- Written task: Find the lines of data that contain the string "jason", then list them.

Data records:
--------------------
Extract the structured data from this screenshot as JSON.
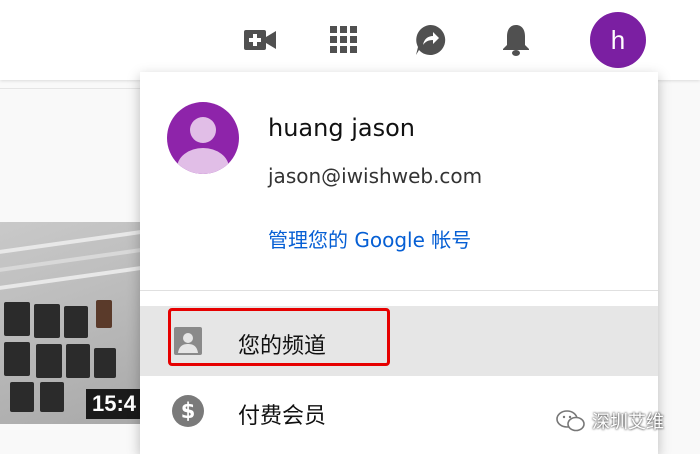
{
  "header": {
    "icons": [
      "video-camera-icon",
      "apps-grid-icon",
      "share-icon",
      "bell-icon"
    ],
    "avatar_letter": "h"
  },
  "video": {
    "duration": "15:4"
  },
  "account_menu": {
    "user_name": "huang jason",
    "email": "jason@iwishweb.com",
    "manage_account_label": "管理您的 Google 帐号",
    "items": [
      {
        "label": "您的频道",
        "icon": "person-icon",
        "active": true
      },
      {
        "label": "付费会员",
        "icon": "dollar-icon",
        "active": false
      }
    ]
  },
  "watermark": {
    "text": "深圳艾维"
  },
  "colors": {
    "avatar": "#7b1fa2",
    "link": "#065fd4",
    "highlight": "#e60000",
    "icon_gray": "#606060"
  }
}
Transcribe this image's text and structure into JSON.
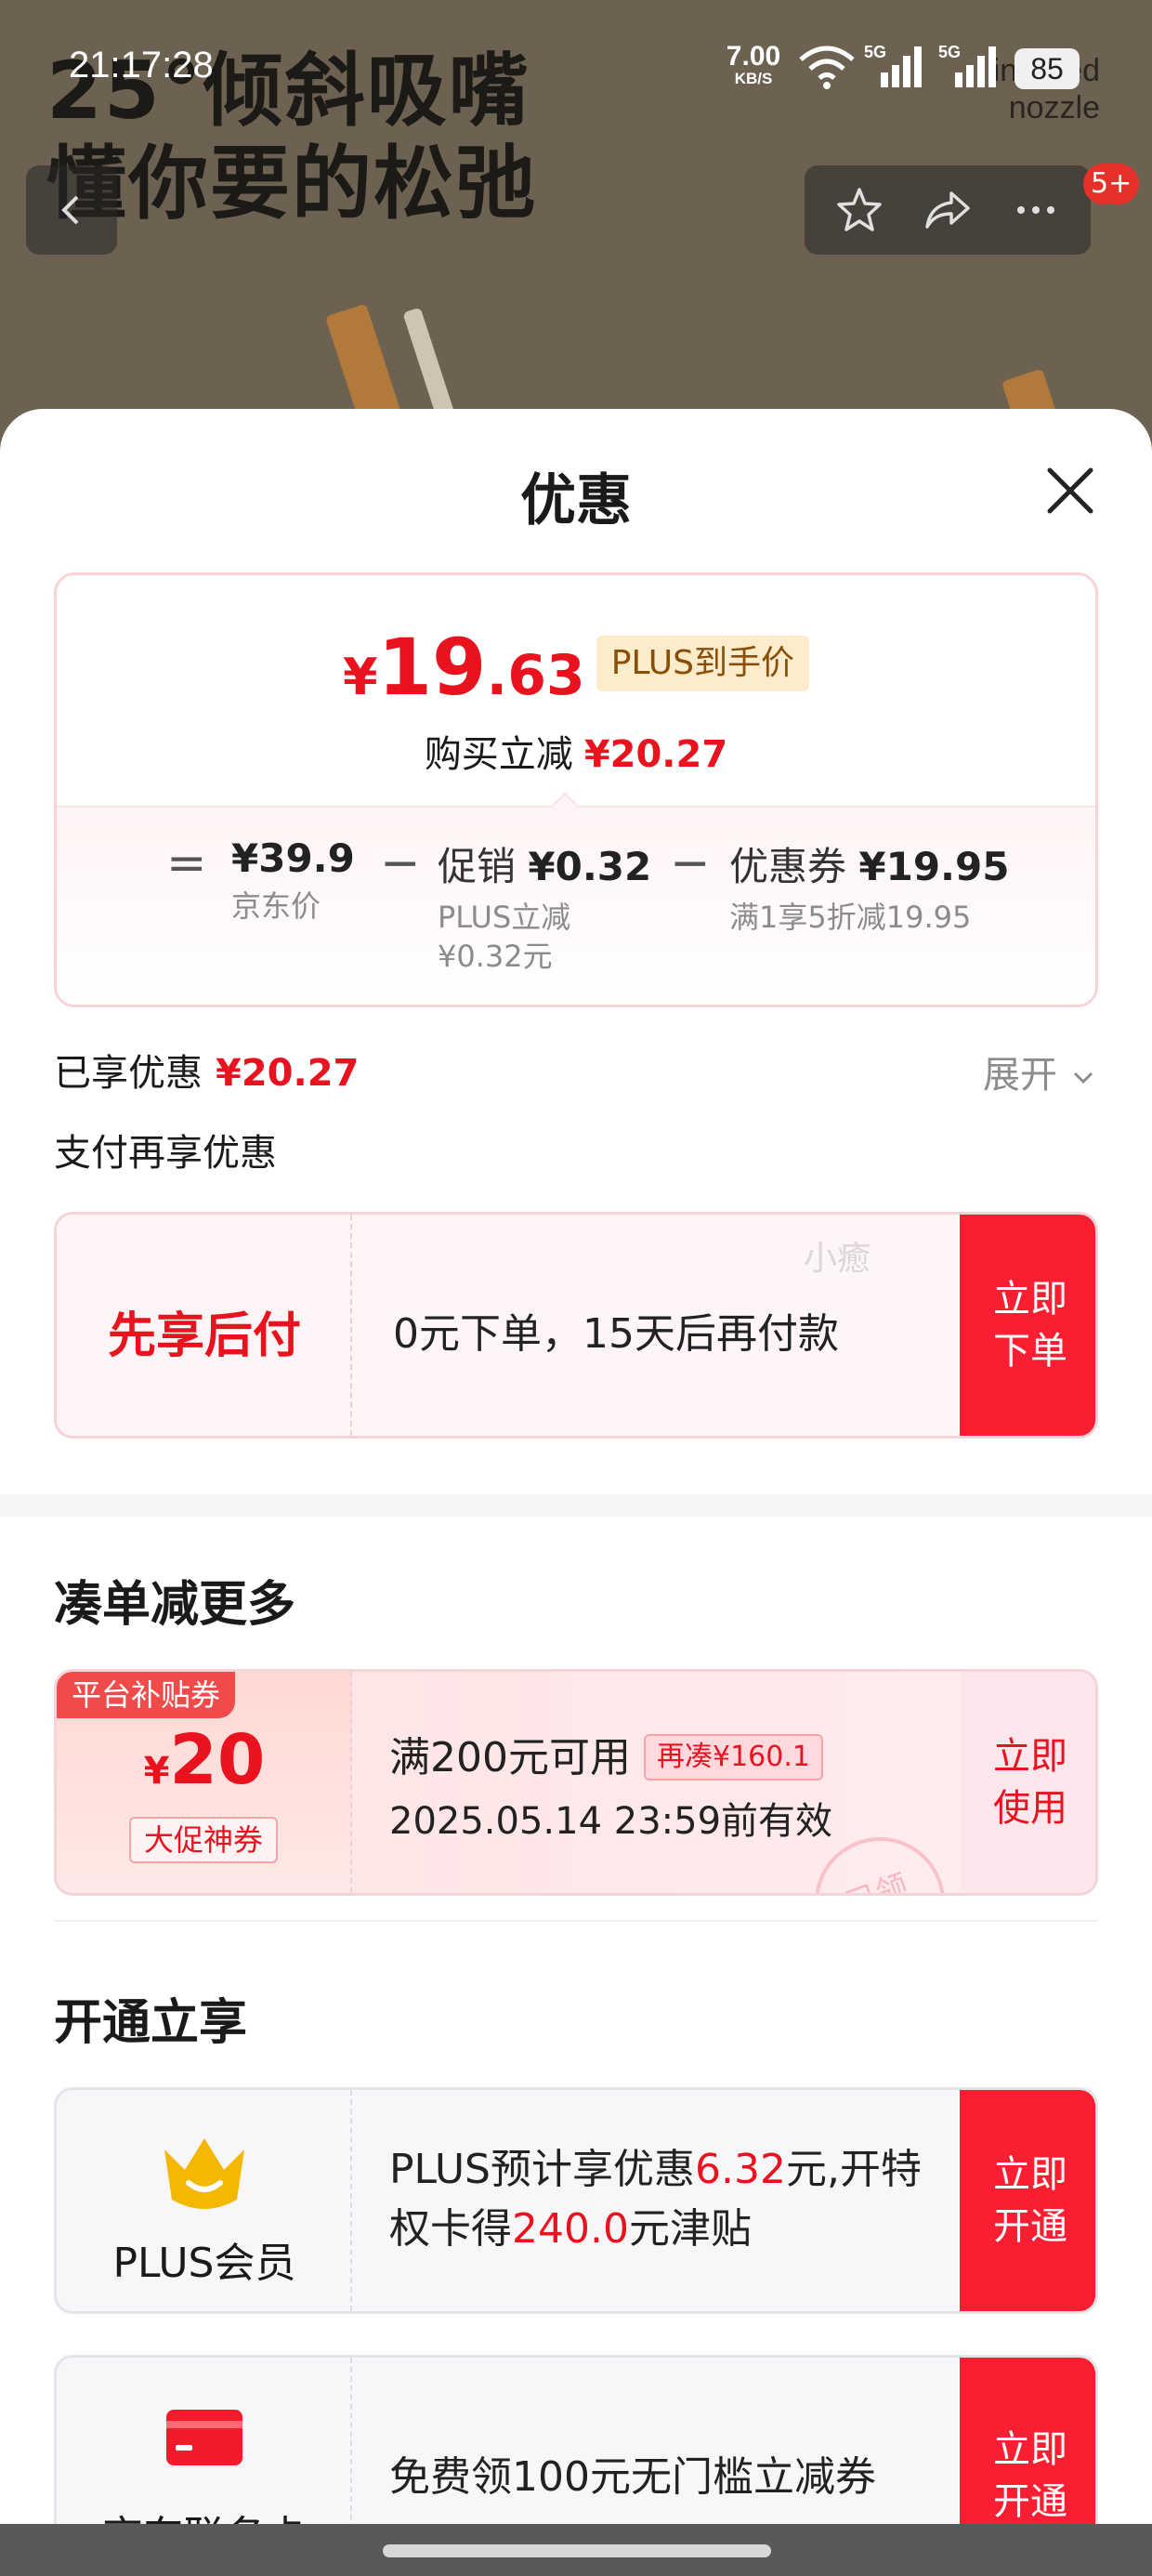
{
  "status_bar": {
    "time": "21:17:28",
    "net_speed_value": "7.00",
    "net_speed_unit": "KB/S",
    "signal_1": "5G",
    "signal_2": "5G",
    "battery": "85"
  },
  "background": {
    "headline_line1": "25°倾斜吸嘴",
    "headline_line2": "懂你要的松弛",
    "brand_line1": "inclined",
    "brand_line2": "nozzle",
    "cart_badge": "5+"
  },
  "sheet": {
    "title": "优惠"
  },
  "price_card": {
    "currency": "¥",
    "price_int": "19",
    "price_dec": ".63",
    "plus_tag": "PLUS到手价",
    "buy_reduce_label": "购买立减",
    "buy_reduce_amount": "¥20.27",
    "equals": "=",
    "minus": "−",
    "jd_price": "¥39.9",
    "jd_price_label": "京东价",
    "promo_label": "促销",
    "promo_amount": "¥0.32",
    "promo_note_line1": "PLUS立减",
    "promo_note_line2": "¥0.32元",
    "coupon_label": "优惠券",
    "coupon_amount": "¥19.95",
    "coupon_note": "满1享5折减19.95"
  },
  "enjoyed": {
    "label": "已享优惠",
    "amount": "¥20.27",
    "expand": "展开"
  },
  "pay_more": {
    "title": "支付再享优惠"
  },
  "bnpl": {
    "title": "先享后付",
    "desc": "0元下单，15天后再付款",
    "watermark": "小癒",
    "button": "立即下单"
  },
  "bundle": {
    "title": "凑单减更多",
    "tag": "平台补贴券",
    "currency": "¥",
    "amount": "20",
    "type": "大促神券",
    "condition": "满200元可用",
    "add_more": "再凑¥160.1",
    "valid": "2025.05.14 23:59前有效",
    "stamp": "已领",
    "button": "立即使用"
  },
  "open": {
    "title": "开通立享",
    "plus_name": "PLUS会员",
    "plus_desc_1": "PLUS预计享优惠",
    "plus_desc_amt1": "6.32",
    "plus_desc_2": "元,开特权卡得",
    "plus_desc_amt2": "240.0",
    "plus_desc_3": "元津贴",
    "plus_button": "立即开通",
    "jd_name": "京东联名卡",
    "jd_desc": "免费领100元无门槛立减券",
    "jd_button": "立即开通"
  },
  "colors": {
    "accent_red": "#fa1e32",
    "price_red": "#e8131f",
    "plus_gold": "#f5b800"
  }
}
--------------------
- Output for this task:
    "user_name": "huang jason",
    "email": "jason@iwishweb.com",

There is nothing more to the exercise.